[Task directions]
Reproduce all the entries exactly.

----

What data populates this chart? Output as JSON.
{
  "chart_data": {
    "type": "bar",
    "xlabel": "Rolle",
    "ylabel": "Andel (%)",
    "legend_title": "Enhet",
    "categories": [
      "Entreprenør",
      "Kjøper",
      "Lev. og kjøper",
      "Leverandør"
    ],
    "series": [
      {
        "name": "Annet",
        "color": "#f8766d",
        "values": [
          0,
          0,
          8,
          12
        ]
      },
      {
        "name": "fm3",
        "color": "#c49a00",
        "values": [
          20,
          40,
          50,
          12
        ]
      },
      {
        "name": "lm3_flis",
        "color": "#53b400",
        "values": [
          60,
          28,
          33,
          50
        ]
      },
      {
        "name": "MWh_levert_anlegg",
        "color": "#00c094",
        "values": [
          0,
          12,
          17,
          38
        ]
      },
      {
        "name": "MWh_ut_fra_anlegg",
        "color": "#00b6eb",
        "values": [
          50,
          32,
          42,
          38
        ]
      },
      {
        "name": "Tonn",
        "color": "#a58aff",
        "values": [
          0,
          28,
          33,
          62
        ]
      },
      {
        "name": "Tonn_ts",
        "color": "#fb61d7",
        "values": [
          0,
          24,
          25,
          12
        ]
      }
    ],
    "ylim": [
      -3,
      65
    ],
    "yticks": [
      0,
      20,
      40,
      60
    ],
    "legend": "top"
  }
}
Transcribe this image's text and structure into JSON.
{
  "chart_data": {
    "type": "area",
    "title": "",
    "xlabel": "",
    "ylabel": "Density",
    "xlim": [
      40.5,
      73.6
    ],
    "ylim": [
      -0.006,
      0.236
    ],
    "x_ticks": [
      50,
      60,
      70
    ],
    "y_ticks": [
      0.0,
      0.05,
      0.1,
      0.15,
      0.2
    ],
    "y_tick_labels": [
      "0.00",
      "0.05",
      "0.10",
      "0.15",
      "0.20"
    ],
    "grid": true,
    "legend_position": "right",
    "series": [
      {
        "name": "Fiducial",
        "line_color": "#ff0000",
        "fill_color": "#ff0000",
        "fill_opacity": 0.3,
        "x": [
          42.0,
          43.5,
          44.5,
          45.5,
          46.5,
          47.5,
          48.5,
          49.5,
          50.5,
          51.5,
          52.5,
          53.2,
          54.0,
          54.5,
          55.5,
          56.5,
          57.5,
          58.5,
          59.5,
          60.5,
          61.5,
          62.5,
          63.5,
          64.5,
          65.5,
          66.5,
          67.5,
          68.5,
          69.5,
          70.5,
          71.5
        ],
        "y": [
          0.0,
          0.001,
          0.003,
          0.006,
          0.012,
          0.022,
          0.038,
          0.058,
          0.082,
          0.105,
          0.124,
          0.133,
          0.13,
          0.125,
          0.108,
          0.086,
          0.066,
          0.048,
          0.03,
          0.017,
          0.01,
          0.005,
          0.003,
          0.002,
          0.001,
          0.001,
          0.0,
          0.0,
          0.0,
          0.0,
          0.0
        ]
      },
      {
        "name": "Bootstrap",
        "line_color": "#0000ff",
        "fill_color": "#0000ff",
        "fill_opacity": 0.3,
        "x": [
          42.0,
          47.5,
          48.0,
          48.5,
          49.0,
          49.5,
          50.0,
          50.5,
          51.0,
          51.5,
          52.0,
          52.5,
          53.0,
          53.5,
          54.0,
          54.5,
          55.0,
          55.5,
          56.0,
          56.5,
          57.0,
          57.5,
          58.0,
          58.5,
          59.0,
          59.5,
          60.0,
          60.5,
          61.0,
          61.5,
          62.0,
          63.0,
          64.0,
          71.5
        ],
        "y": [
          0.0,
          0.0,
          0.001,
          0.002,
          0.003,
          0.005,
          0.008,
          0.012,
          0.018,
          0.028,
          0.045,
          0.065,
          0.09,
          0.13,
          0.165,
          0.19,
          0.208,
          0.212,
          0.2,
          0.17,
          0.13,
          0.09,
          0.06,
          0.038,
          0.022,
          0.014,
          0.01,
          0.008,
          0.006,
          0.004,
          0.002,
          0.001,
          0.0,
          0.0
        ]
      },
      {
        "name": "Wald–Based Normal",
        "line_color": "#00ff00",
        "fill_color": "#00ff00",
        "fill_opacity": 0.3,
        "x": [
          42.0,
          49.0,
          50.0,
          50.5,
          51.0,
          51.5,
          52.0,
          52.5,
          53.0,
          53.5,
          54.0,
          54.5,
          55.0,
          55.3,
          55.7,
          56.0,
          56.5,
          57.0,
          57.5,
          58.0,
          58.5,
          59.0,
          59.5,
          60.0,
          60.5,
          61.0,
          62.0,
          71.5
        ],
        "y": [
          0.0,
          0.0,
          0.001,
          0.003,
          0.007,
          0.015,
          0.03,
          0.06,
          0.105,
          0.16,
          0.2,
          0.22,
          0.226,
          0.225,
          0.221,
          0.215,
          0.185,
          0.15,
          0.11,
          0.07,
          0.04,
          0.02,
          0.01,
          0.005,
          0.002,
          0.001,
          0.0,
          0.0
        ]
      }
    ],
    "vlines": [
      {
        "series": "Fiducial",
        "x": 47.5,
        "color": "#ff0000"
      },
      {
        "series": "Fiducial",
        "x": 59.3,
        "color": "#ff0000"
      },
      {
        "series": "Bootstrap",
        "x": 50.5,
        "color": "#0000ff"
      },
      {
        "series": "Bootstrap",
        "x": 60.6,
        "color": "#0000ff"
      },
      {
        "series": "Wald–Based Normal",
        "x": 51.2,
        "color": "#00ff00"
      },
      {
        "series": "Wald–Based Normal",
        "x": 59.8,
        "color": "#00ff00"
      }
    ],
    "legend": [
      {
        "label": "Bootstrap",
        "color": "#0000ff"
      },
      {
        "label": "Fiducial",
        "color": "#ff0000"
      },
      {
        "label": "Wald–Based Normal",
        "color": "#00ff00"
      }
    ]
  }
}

----

[Expected output]
What data populates this chart? Output as JSON.
{
  "chart_data": {
    "type": "bar",
    "xlabel": "Rolle",
    "ylabel": "Andel (%)",
    "legend_title": "Enhet",
    "categories": [
      "Entreprenør",
      "Kjøper",
      "Lev. og kjøper",
      "Leverandør"
    ],
    "series": [
      {
        "name": "Annet",
        "color": "#f8766d",
        "values": [
          0,
          0,
          8,
          12
        ]
      },
      {
        "name": "fm3",
        "color": "#c49a00",
        "values": [
          20,
          40,
          50,
          12
        ]
      },
      {
        "name": "lm3_flis",
        "color": "#53b400",
        "values": [
          60,
          28,
          33,
          50
        ]
      },
      {
        "name": "MWh_levert_anlegg",
        "color": "#00c094",
        "values": [
          0,
          12,
          17,
          38
        ]
      },
      {
        "name": "MWh_ut_fra_anlegg",
        "color": "#00b6eb",
        "values": [
          50,
          32,
          42,
          38
        ]
      },
      {
        "name": "Tonn",
        "color": "#a58aff",
        "values": [
          0,
          28,
          33,
          62
        ]
      },
      {
        "name": "Tonn_ts",
        "color": "#fb61d7",
        "values": [
          0,
          24,
          25,
          12
        ]
      }
    ],
    "ylim": [
      -3,
      65
    ],
    "yticks": [
      0,
      20,
      40,
      60
    ],
    "legend": "top"
  }
}
Transcribe this image's text and structure into JSON.
{
  "chart_data": {
    "type": "area",
    "title": "",
    "xlabel": "",
    "ylabel": "Density",
    "xlim": [
      40.5,
      73.6
    ],
    "ylim": [
      -0.006,
      0.236
    ],
    "x_ticks": [
      50,
      60,
      70
    ],
    "y_ticks": [
      0.0,
      0.05,
      0.1,
      0.15,
      0.2
    ],
    "y_tick_labels": [
      "0.00",
      "0.05",
      "0.10",
      "0.15",
      "0.20"
    ],
    "grid": true,
    "legend_position": "right",
    "series": [
      {
        "name": "Fiducial",
        "line_color": "#ff0000",
        "fill_color": "#ff0000",
        "fill_opacity": 0.3,
        "x": [
          42.0,
          43.5,
          44.5,
          45.5,
          46.5,
          47.5,
          48.5,
          49.5,
          50.5,
          51.5,
          52.5,
          53.2,
          54.0,
          54.5,
          55.5,
          56.5,
          57.5,
          58.5,
          59.5,
          60.5,
          61.5,
          62.5,
          63.5,
          64.5,
          65.5,
          66.5,
          67.5,
          68.5,
          69.5,
          70.5,
          71.5
        ],
        "y": [
          0.0,
          0.001,
          0.003,
          0.006,
          0.012,
          0.022,
          0.038,
          0.058,
          0.082,
          0.105,
          0.124,
          0.133,
          0.13,
          0.125,
          0.108,
          0.086,
          0.066,
          0.048,
          0.03,
          0.017,
          0.01,
          0.005,
          0.003,
          0.002,
          0.001,
          0.001,
          0.0,
          0.0,
          0.0,
          0.0,
          0.0
        ]
      },
      {
        "name": "Bootstrap",
        "line_color": "#0000ff",
        "fill_color": "#0000ff",
        "fill_opacity": 0.3,
        "x": [
          42.0,
          47.5,
          48.0,
          48.5,
          49.0,
          49.5,
          50.0,
          50.5,
          51.0,
          51.5,
          52.0,
          52.5,
          53.0,
          53.5,
          54.0,
          54.5,
          55.0,
          55.5,
          56.0,
          56.5,
          57.0,
          57.5,
          58.0,
          58.5,
          59.0,
          59.5,
          60.0,
          60.5,
          61.0,
          61.5,
          62.0,
          63.0,
          64.0,
          71.5
        ],
        "y": [
          0.0,
          0.0,
          0.001,
          0.002,
          0.003,
          0.005,
          0.008,
          0.012,
          0.018,
          0.028,
          0.045,
          0.065,
          0.09,
          0.13,
          0.165,
          0.19,
          0.208,
          0.212,
          0.2,
          0.17,
          0.13,
          0.09,
          0.06,
          0.038,
          0.022,
          0.014,
          0.01,
          0.008,
          0.006,
          0.004,
          0.002,
          0.001,
          0.0,
          0.0
        ]
      },
      {
        "name": "Wald–Based Normal",
        "line_color": "#00ff00",
        "fill_color": "#00ff00",
        "fill_opacity": 0.3,
        "x": [
          42.0,
          49.0,
          50.0,
          50.5,
          51.0,
          51.5,
          52.0,
          52.5,
          53.0,
          53.5,
          54.0,
          54.5,
          55.0,
          55.3,
          55.7,
          56.0,
          56.5,
          57.0,
          57.5,
          58.0,
          58.5,
          59.0,
          59.5,
          60.0,
          60.5,
          61.0,
          62.0,
          71.5
        ],
        "y": [
          0.0,
          0.0,
          0.001,
          0.003,
          0.007,
          0.015,
          0.03,
          0.06,
          0.105,
          0.16,
          0.2,
          0.22,
          0.226,
          0.225,
          0.221,
          0.215,
          0.185,
          0.15,
          0.11,
          0.07,
          0.04,
          0.02,
          0.01,
          0.005,
          0.002,
          0.001,
          0.0,
          0.0
        ]
      }
    ],
    "vlines": [
      {
        "series": "Fiducial",
        "x": 47.5,
        "color": "#ff0000"
      },
      {
        "series": "Fiducial",
        "x": 59.3,
        "color": "#ff0000"
      },
      {
        "series": "Bootstrap",
        "x": 50.5,
        "color": "#0000ff"
      },
      {
        "series": "Bootstrap",
        "x": 60.6,
        "color": "#0000ff"
      },
      {
        "series": "Wald–Based Normal",
        "x": 51.2,
        "color": "#00ff00"
      },
      {
        "series": "Wald–Based Normal",
        "x": 59.8,
        "color": "#00ff00"
      }
    ],
    "legend": [
      {
        "label": "Bootstrap",
        "color": "#0000ff"
      },
      {
        "label": "Fiducial",
        "color": "#ff0000"
      },
      {
        "label": "Wald–Based Normal",
        "color": "#00ff00"
      }
    ]
  }
}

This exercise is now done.